-- START OF Source data --

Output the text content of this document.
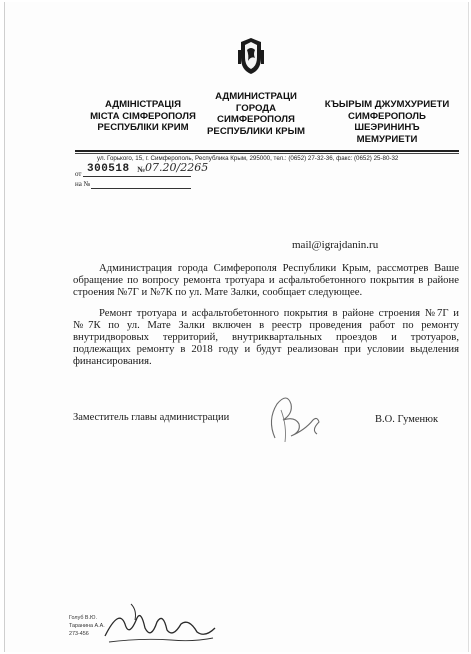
АДМІНІСТРАЦІЯ
МІСТА СІМФЕРОПОЛЯ
РЕСПУБЛІКИ КРИМ
АДМИНИСТРАЦИ
ГОРОДА
СИМФЕРОПОЛЯ
РЕСПУБЛИКИ КРЫМ
КЪЫРЫМ ДЖУМХУРИЕТИ
СИМФЕРОПОЛЬ
ШЕЭРИНИНЪ
МЕМУРИЕТИ
ул. Горького, 15, г. Симферополь, Республика Крым, 295000, тел.: (0652) 27-32-36, факс: (0652) 25-80-32
от 300518 № 07.20/2265
на №
mail@igrajdanin.ru

Администрация города Симферополя Республики Крым, рассмотрев Ваше обращение по вопросу ремонта тротуара и асфальтобетонного покрытия в районе строения №7Г и №7К по ул. Мате Залки, сообщает следующее.

Ремонт тротуара и асфальтобетонного покрытия в районе строения №7Г и №7К по ул. Мате Залки включен в реестр проведения работ по ремонту внутридворовых территорий, внутриквартальных проездов и тротуаров, подлежащих ремонту в 2018 году и будут реализован при условии выделения финансирования.

Заместитель главы администрации	В.О. Гуменюк
Голуб В.Ю.
Таранина А.А.
273-456
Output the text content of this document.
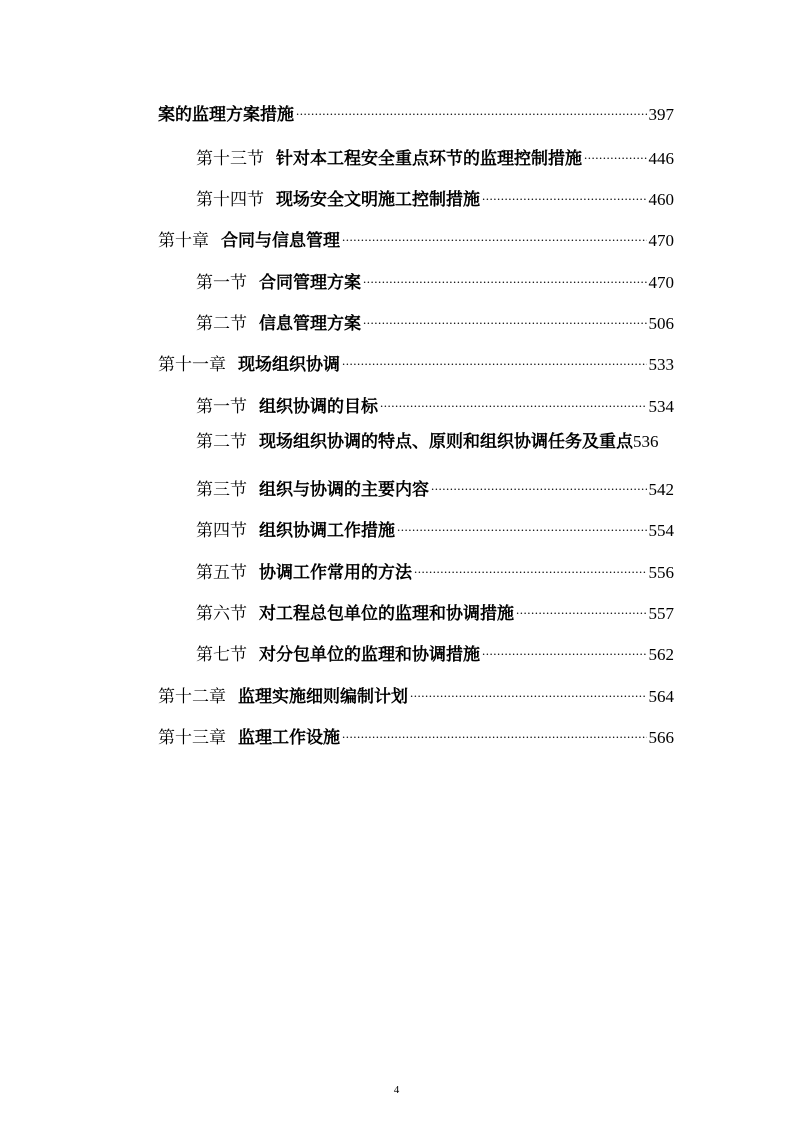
案的监理方案措施 .....	397
第十三节 针对本工程安全重点环节的监理控制措施 .....	446
第十四节 现场安全文明施工控制措施 .....	460
第十章 合同与信息管理 .....	470
第一节 合同管理方案 .....	470
第二节 信息管理方案 .....	506
第十一章 现场组织协调 .....	533
第一节 组织协调的目标 .....	534
第二节 现场组织协调的特点、原则和组织协调任务及重点 536
第三节 组织与协调的主要内容 .....	542
第四节 组织协调工作措施 .....	554
第五节 协调工作常用的方法 .....	556
第六节 对工程总包单位的监理和协调措施 .....	557
第七节 对分包单位的监理和协调措施 .....	562
第十二章 监理实施细则编制计划 .....	564
第十三章 监理工作设施 .....	566
4
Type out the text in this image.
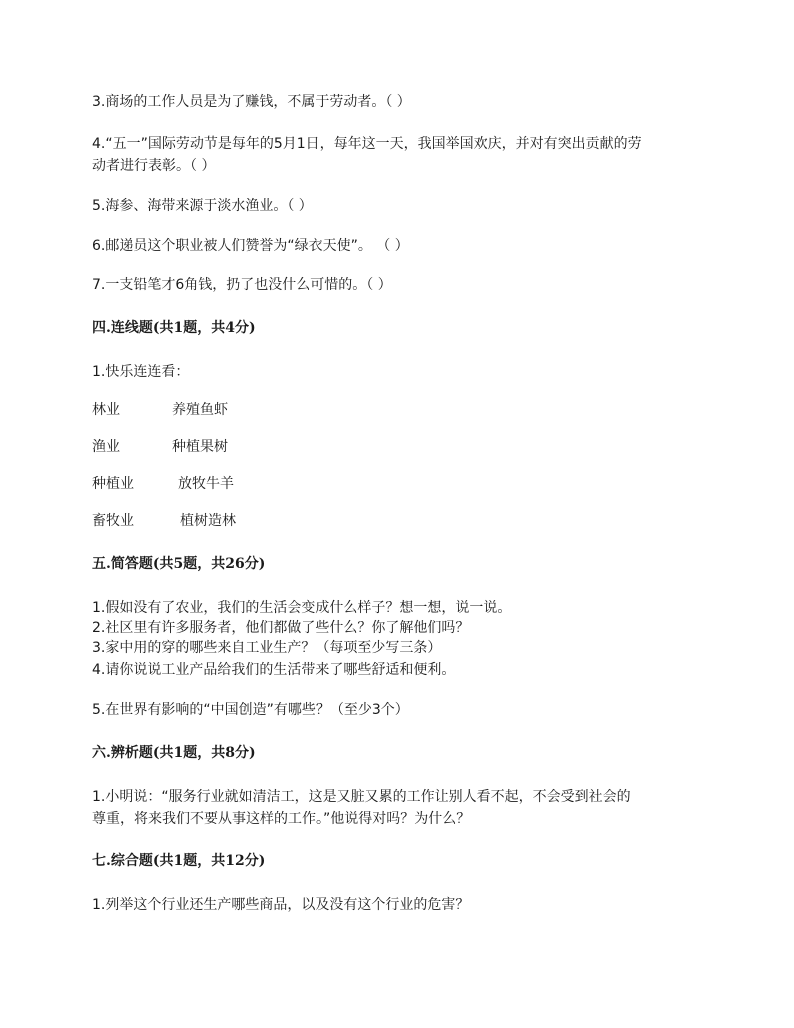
3.商场的工作人员是为了赚钱，不属于劳动者。（ ）
4.“五一”国际劳动节是每年的5月1日，每年这一天，我国举国欢庆，并对有突出贡献的劳
动者进行表彰。（ ）
5.海参、海带来源于淡水渔业。（ ）
6.邮递员这个职业被人们赞誉为“绿衣天使”。 （ ）
7.一支铅笔才6角钱，扔了也没什么可惜的。（ ）
四.连线题(共1题，共4分)
1.快乐连连看：
林业	养殖鱼虾
渔业	种植果树
种植业	放牧牛羊
畜牧业	植树造林
五.简答题(共5题，共26分)
1.假如没有了农业，我们的生活会变成什么样子？想一想，说一说。
2.社区里有许多服务者，他们都做了些什么？你了解他们吗？
3.家中用的穿的哪些来自工业生产？（每项至少写三条）
4.请你说说工业产品给我们的生活带来了哪些舒适和便利。
5.在世界有影响的“中国创造”有哪些？（至少3个）
六.辨析题(共1题，共8分)
1.小明说：“服务行业就如清洁工，这是又脏又累的工作让别人看不起，不会受到社会的
尊重，将来我们不要从事这样的工作。”他说得对吗？为什么？
七.综合题(共1题，共12分)
1.列举这个行业还生产哪些商品，以及没有这个行业的危害？
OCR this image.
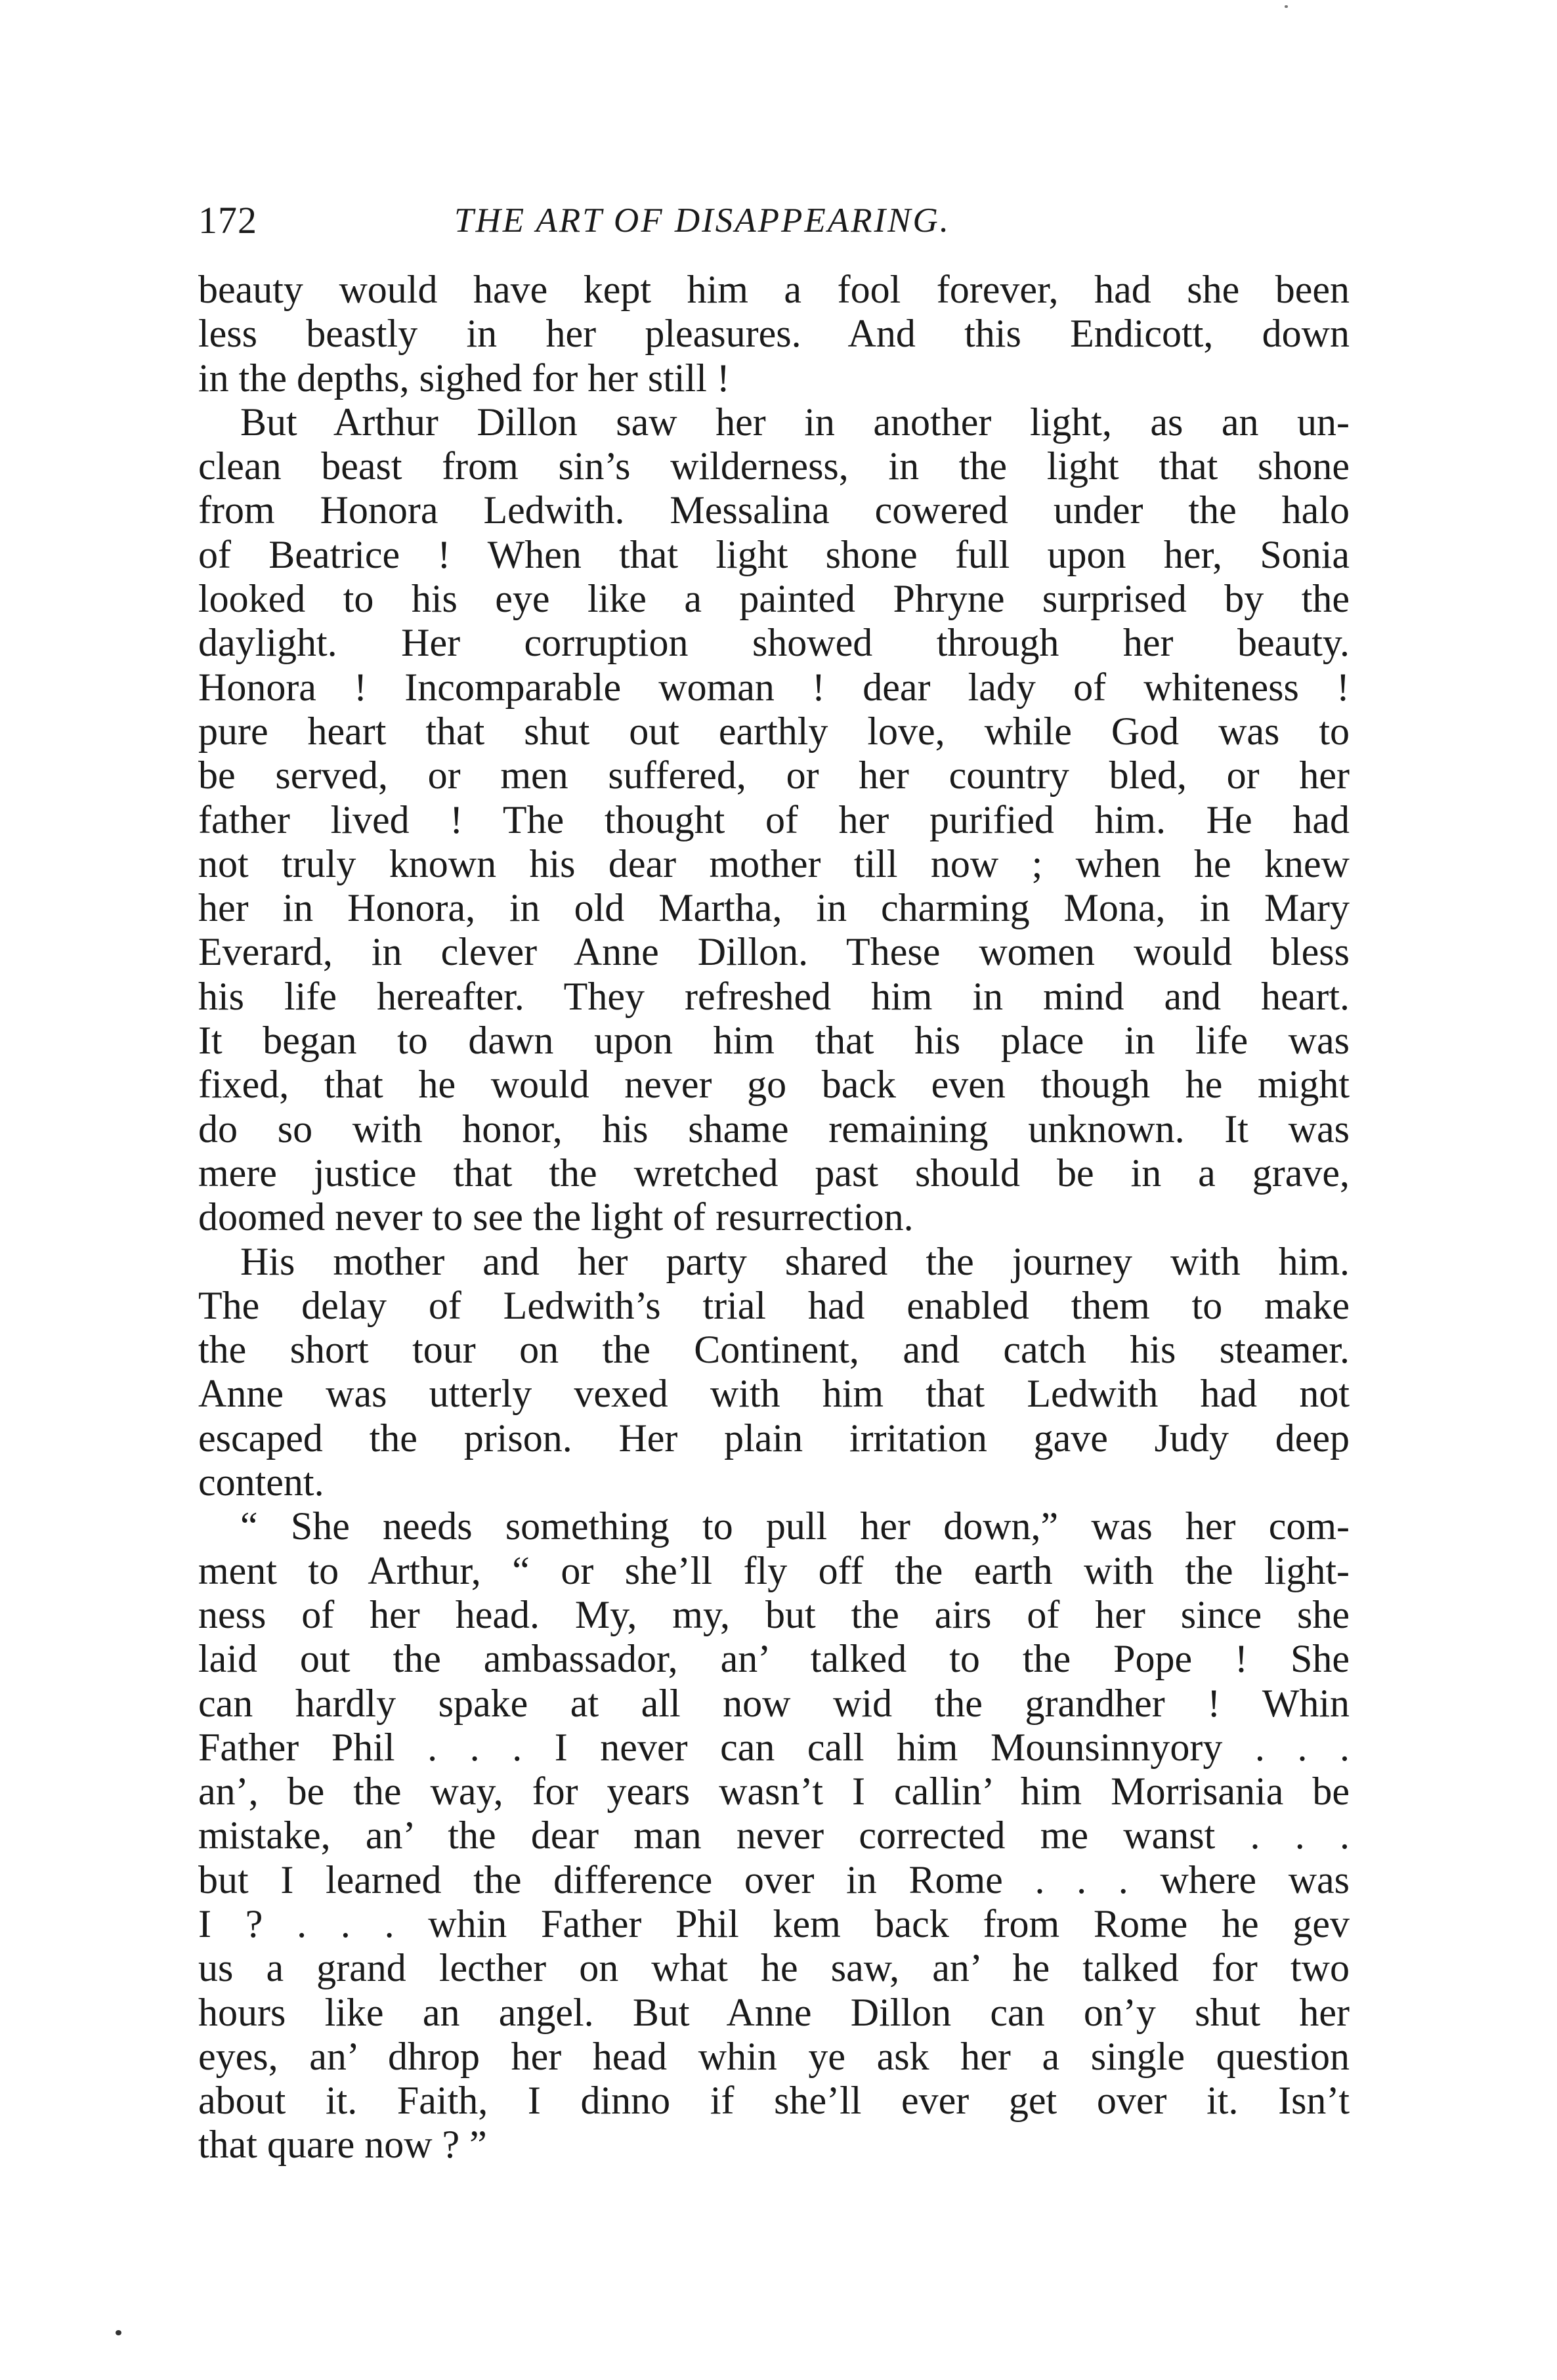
172	THE ART OF DISAPPEARING.
beauty would have kept him a fool forever, had she been
less beastly in her pleasures. And this Endicott, down
in the depths, sighed for her still !
But Arthur Dillon saw her in another light, as an un-
clean beast from sin’s wilderness, in the light that shone
from Honora Ledwith. Messalina cowered under the halo
of Beatrice ! When that light shone full upon her, Sonia
looked to his eye like a painted Phryne surprised by the
daylight. Her corruption showed through her beauty.
Honora ! Incomparable woman ! dear lady of whiteness !
pure heart that shut out earthly love, while God was to
be served, or men suffered, or her country bled, or her
father lived ! The thought of her purified him. He had
not truly known his dear mother till now ; when he knew
her in Honora, in old Martha, in charming Mona, in Mary
Everard, in clever Anne Dillon. These women would bless
his life hereafter. They refreshed him in mind and heart.
It began to dawn upon him that his place in life was
fixed, that he would never go back even though he might
do so with honor, his shame remaining unknown. It was
mere justice that the wretched past should be in a grave,
doomed never to see the light of resurrection.
His mother and her party shared the journey with him.
The delay of Ledwith’s trial had enabled them to make
the short tour on the Continent, and catch his steamer.
Anne was utterly vexed with him that Ledwith had not
escaped the prison. Her plain irritation gave Judy deep
content.
“ She needs something to pull her down,” was her com-
ment to Arthur, “ or she’ll fly off the earth with the light-
ness of her head. My, my, but the airs of her since she
laid out the ambassador, an’ talked to the Pope ! She
can hardly spake at all now wid the grandher ! Whin
Father Phil . . . I never can call him Mounsinnyory . . .
an’, be the way, for years wasn’t I callin’ him Morrisania be
mistake, an’ the dear man never corrected me wanst . . .
but I learned the difference over in Rome . . . where was
I ? . . . whin Father Phil kem back from Rome he gev
us a grand lecther on what he saw, an’ he talked for two
hours like an angel. But Anne Dillon can on’y shut her
eyes, an’ dhrop her head whin ye ask her a single question
about it. Faith, I dinno if she’ll ever get over it. Isn’t
that quare now ? ”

-- END OF Source data --

In the lines above, find each one with "heart" and list it.

- **Task response**:
pure heart that shut out earthly love, while God was to
his life hereafter. They refreshed him in mind and heart.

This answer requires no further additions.